-- Records provided --
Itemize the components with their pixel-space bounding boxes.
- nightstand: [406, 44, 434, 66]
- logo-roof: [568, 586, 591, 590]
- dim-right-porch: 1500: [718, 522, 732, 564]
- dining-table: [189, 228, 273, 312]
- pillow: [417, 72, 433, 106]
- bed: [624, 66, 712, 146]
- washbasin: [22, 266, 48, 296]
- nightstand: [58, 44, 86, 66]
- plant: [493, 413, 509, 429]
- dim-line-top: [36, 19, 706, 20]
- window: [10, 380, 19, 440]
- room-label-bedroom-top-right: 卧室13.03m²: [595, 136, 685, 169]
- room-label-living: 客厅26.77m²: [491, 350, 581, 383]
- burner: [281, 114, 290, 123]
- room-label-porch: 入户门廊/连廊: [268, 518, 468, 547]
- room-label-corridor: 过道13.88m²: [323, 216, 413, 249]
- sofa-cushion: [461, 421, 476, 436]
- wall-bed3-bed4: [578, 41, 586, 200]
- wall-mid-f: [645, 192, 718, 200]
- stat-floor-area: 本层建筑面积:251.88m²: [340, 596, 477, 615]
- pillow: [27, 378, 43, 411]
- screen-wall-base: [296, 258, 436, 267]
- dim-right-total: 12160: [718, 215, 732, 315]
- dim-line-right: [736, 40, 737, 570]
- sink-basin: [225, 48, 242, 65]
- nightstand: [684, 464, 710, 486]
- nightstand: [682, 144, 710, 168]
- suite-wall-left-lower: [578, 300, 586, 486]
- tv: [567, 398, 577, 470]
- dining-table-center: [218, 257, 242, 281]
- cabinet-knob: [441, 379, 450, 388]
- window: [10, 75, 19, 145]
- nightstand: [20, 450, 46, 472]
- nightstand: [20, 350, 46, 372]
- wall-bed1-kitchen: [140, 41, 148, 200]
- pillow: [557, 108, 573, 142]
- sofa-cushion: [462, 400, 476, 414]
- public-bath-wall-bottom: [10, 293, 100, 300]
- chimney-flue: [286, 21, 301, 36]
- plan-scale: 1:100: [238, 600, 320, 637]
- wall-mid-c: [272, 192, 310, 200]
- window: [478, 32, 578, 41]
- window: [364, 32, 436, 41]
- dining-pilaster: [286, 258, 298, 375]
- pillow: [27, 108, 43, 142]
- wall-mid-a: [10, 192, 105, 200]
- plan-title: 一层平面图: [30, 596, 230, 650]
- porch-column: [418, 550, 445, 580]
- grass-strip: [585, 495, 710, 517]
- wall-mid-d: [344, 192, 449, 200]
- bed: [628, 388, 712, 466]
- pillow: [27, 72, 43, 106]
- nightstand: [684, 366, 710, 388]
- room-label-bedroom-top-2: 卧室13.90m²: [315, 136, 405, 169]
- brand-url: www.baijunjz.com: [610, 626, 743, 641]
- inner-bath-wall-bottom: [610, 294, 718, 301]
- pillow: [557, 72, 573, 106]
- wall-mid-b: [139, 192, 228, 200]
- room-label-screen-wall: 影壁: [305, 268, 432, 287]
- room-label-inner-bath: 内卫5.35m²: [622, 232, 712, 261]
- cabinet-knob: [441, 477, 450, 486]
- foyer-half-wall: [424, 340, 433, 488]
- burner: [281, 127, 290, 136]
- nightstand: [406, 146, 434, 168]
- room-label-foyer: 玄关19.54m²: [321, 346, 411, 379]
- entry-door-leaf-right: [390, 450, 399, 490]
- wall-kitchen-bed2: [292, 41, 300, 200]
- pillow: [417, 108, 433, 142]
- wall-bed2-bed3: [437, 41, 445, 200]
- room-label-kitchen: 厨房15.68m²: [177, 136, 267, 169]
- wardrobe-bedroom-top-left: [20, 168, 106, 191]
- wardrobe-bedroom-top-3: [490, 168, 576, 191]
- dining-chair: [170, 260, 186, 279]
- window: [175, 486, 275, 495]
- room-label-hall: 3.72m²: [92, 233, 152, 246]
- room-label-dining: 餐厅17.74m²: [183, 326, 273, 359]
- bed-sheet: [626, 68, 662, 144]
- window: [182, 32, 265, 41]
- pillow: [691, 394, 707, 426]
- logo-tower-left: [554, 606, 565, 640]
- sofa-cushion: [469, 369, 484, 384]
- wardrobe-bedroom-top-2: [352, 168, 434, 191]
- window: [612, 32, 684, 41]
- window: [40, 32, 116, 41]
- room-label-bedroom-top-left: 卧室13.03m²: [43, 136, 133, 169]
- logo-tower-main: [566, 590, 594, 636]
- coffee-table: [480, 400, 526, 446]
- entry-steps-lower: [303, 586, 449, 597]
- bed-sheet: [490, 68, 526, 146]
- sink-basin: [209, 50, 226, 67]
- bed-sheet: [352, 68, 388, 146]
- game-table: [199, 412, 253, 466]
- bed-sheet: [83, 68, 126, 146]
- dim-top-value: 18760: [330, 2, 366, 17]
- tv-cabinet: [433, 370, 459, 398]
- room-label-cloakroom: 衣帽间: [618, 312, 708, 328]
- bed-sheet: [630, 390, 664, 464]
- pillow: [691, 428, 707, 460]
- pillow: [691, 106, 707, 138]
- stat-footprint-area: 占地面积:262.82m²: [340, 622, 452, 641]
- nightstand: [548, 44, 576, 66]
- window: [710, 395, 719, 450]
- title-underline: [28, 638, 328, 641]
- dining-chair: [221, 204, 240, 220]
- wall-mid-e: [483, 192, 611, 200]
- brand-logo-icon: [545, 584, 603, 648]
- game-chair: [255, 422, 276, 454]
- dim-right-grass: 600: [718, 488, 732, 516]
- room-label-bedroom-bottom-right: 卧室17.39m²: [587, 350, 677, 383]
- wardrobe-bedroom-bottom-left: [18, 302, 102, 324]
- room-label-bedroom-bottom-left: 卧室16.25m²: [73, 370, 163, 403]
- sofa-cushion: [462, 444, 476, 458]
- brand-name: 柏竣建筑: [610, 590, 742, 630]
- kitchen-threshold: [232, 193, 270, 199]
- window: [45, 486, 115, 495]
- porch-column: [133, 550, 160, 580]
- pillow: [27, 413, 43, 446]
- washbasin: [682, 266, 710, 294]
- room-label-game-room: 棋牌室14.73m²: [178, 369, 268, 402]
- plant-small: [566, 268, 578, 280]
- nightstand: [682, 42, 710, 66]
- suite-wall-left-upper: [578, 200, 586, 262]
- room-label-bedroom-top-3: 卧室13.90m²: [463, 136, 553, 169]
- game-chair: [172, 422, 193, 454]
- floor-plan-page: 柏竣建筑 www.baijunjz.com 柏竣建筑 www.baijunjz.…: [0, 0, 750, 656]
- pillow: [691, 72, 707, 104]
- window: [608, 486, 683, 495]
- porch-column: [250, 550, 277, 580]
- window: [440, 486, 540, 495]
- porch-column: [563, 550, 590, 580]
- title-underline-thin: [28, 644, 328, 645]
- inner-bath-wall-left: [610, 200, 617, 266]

-- Exercise objective --
Can you convert every line of the records above into a JSON list of strings, one string per line, with blank lines left out?

-- Correct output --
[
  "Itemize the components with their pixel-space bounding boxes.",
  "- nightstand: [406, 44, 434, 66]",
  "- logo-roof: [568, 586, 591, 590]",
  "- dim-right-porch: 1500: [718, 522, 732, 564]",
  "- dining-table: [189, 228, 273, 312]",
  "- pillow: [417, 72, 433, 106]",
  "- bed: [624, 66, 712, 146]",
  "- washbasin: [22, 266, 48, 296]",
  "- nightstand: [58, 44, 86, 66]",
  "- plant: [493, 413, 509, 429]",
  "- dim-line-top: [36, 19, 706, 20]",
  "- window: [10, 380, 19, 440]",
  "- room-label-bedroom-top-right: 卧室13.03m²: [595, 136, 685, 169]",
  "- room-label-living: 客厅26.77m²: [491, 350, 581, 383]",
  "- burner: [281, 114, 290, 123]",
  "- room-label-porch: 入户门廊/连廊: [268, 518, 468, 547]",
  "- room-label-corridor: 过道13.88m²: [323, 216, 413, 249]",
  "- sofa-cushion: [461, 421, 476, 436]",
  "- wall-bed3-bed4: [578, 41, 586, 200]",
  "- wall-mid-f: [645, 192, 718, 200]",
  "- stat-floor-area: 本层建筑面积:251.88m²: [340, 596, 477, 615]",
  "- pillow: [27, 378, 43, 411]",
  "- screen-wall-base: [296, 258, 436, 267]",
  "- dim-right-total: 12160: [718, 215, 732, 315]",
  "- dim-line-right: [736, 40, 737, 570]",
  "- sink-basin: [225, 48, 242, 65]",
  "- nightstand: [684, 464, 710, 486]",
  "- nightstand: [682, 144, 710, 168]",
  "- suite-wall-left-lower: [578, 300, 586, 486]",
  "- tv: [567, 398, 577, 470]",
  "- dining-table-center: [218, 257, 242, 281]",
  "- cabinet-knob: [441, 379, 450, 388]",
  "- window: [10, 75, 19, 145]",
  "- nightstand: [20, 450, 46, 472]",
  "- nightstand: [20, 350, 46, 372]",
  "- wall-bed1-kitchen: [140, 41, 148, 200]",
  "- pillow: [557, 108, 573, 142]",
  "- sofa-cushion: [462, 400, 476, 414]",
  "- public-bath-wall-bottom: [10, 293, 100, 300]",
  "- chimney-flue: [286, 21, 301, 36]",
  "- plan-scale: 1:100: [238, 600, 320, 637]",
  "- wall-mid-c: [272, 192, 310, 200]",
  "- window: [478, 32, 578, 41]",
  "- window: [364, 32, 436, 41]",
  "- dining-pilaster: [286, 258, 298, 375]",
  "- pillow: [27, 108, 43, 142]",
  "- wall-mid-a: [10, 192, 105, 200]",
  "- plan-title: 一层平面图: [30, 596, 230, 650]",
  "- porch-column: [418, 550, 445, 580]",
  "- grass-strip: [585, 495, 710, 517]",
  "- wall-mid-d: [344, 192, 449, 200]",
  "- bed: [628, 388, 712, 466]",
  "- pillow: [27, 72, 43, 106]",
  "- nightstand: [684, 366, 710, 388]",
  "- room-label-bedroom-top-2: 卧室13.90m²: [315, 136, 405, 169]",
  "- brand-url: www.baijunjz.com: [610, 626, 743, 641]",
  "- inner-bath-wall-bottom: [610, 294, 718, 301]",
  "- pillow: [557, 72, 573, 106]",
  "- wall-mid-b: [139, 192, 228, 200]",
  "- room-label-screen-wall: 影壁: [305, 268, 432, 287]",
  "- room-label-inner-bath: 内卫5.35m²: [622, 232, 712, 261]",
  "- cabinet-knob: [441, 477, 450, 486]",
  "- foyer-half-wall: [424, 340, 433, 488]",
  "- burner: [281, 127, 290, 136]",
  "- nightstand: [406, 146, 434, 168]",
  "- room-label-foyer: 玄关19.54m²: [321, 346, 411, 379]",
  "- entry-door-leaf-right: [390, 450, 399, 490]",
  "- wall-kitchen-bed2: [292, 41, 300, 200]",
  "- pillow: [417, 108, 433, 142]",
  "- wall-bed2-bed3: [437, 41, 445, 200]",
  "- room-label-kitchen: 厨房15.68m²: [177, 136, 267, 169]",
  "- wardrobe-bedroom-top-left: [20, 168, 106, 191]",
  "- wardrobe-bedroom-top-3: [490, 168, 576, 191]",
  "- dining-chair: [170, 260, 186, 279]",
  "- window: [175, 486, 275, 495]",
  "- room-label-hall: 3.72m²: [92, 233, 152, 246]",
  "- room-label-dining: 餐厅17.74m²: [183, 326, 273, 359]",
  "- bed-sheet: [626, 68, 662, 144]",
  "- window: [182, 32, 265, 41]",
  "- pillow: [691, 394, 707, 426]",
  "- logo-tower-left: [554, 606, 565, 640]",
  "- sofa-cushion: [469, 369, 484, 384]",
  "- wardrobe-bedroom-top-2: [352, 168, 434, 191]",
  "- window: [612, 32, 684, 41]",
  "- window: [40, 32, 116, 41]",
  "- room-label-bedroom-top-left: 卧室13.03m²: [43, 136, 133, 169]",
  "- logo-tower-main: [566, 590, 594, 636]",
  "- coffee-table: [480, 400, 526, 446]",
  "- entry-steps-lower: [303, 586, 449, 597]",
  "- bed-sheet: [490, 68, 526, 146]",
  "- sink-basin: [209, 50, 226, 67]",
  "- bed-sheet: [352, 68, 388, 146]",
  "- game-table: [199, 412, 253, 466]",
  "- bed-sheet: [83, 68, 126, 146]",
  "- dim-top-value: 18760: [330, 2, 366, 17]",
  "- tv-cabinet: [433, 370, 459, 398]",
  "- room-label-cloakroom: 衣帽间: [618, 312, 708, 328]",
  "- bed-sheet: [630, 390, 664, 464]",
  "- pillow: [691, 428, 707, 460]",
  "- pillow: [691, 106, 707, 138]",
  "- stat-footprint-area: 占地面积:262.82m²: [340, 622, 452, 641]",
  "- nightstand: [548, 44, 576, 66]",
  "- window: [710, 395, 719, 450]",
  "- title-underline: [28, 638, 328, 641]",
  "- dining-chair: [221, 204, 240, 220]",
  "- wall-mid-e: [483, 192, 611, 200]",
  "- brand-logo-icon: [545, 584, 603, 648]",
  "- game-chair: [255, 422, 276, 454]",
  "- dim-right-grass: 600: [718, 488, 732, 516]",
  "- room-label-bedroom-bottom-right: 卧室17.39m²: [587, 350, 677, 383]",
  "- wardrobe-bedroom-bottom-left: [18, 302, 102, 324]",
  "- room-label-bedroom-bottom-left: 卧室16.25m²: [73, 370, 163, 403]",
  "- sofa-cushion: [462, 444, 476, 458]",
  "- brand-name: 柏竣建筑: [610, 590, 742, 630]",
  "- kitchen-threshold: [232, 193, 270, 199]",
  "- window: [45, 486, 115, 495]",
  "- porch-column: [133, 550, 160, 580]",
  "- pillow: [27, 413, 43, 446]",
  "- washbasin: [682, 266, 710, 294]",
  "- room-label-game-room: 棋牌室14.73m²: [178, 369, 268, 402]",
  "- plant-small: [566, 268, 578, 280]",
  "- nightstand: [682, 42, 710, 66]",
  "- suite-wall-left-upper: [578, 200, 586, 262]",
  "- room-label-bedroom-top-3: 卧室13.90m²: [463, 136, 553, 169]",
  "- game-chair: [172, 422, 193, 454]",
  "- floor-plan-page: 柏竣建筑 www.baijunjz.com 柏竣建筑 www.baijunjz.…: [0, 0, 750, 656]",
  "- pillow: [691, 72, 707, 104]",
  "- window: [608, 486, 683, 495]",
  "- porch-column: [250, 550, 277, 580]",
  "- window: [440, 486, 540, 495]",
  "- porch-column: [563, 550, 590, 580]",
  "- title-underline-thin: [28, 644, 328, 645]",
  "- inner-bath-wall-left: [610, 200, 617, 266]"
]